=== REQUIRED TASK ===
Report the number of lines where the string "出事地点" occurs, and write nothing else.

=== SUPPLIED RECORDS ===
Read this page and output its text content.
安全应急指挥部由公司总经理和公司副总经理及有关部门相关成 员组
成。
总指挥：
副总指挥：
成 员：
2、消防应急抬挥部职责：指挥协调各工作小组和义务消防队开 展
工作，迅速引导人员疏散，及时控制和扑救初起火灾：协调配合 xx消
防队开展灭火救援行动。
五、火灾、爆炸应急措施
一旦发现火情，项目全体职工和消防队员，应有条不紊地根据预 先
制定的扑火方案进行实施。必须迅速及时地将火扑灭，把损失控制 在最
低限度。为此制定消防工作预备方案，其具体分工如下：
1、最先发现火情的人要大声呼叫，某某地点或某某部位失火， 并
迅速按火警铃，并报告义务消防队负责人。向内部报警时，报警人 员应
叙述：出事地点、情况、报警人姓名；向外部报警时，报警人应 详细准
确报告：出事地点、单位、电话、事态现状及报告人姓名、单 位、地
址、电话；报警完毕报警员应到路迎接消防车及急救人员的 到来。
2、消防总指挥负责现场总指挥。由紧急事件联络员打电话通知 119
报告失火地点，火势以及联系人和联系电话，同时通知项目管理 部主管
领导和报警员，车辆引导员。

=== SOLUTION FOR THIS EXERCISE ===
2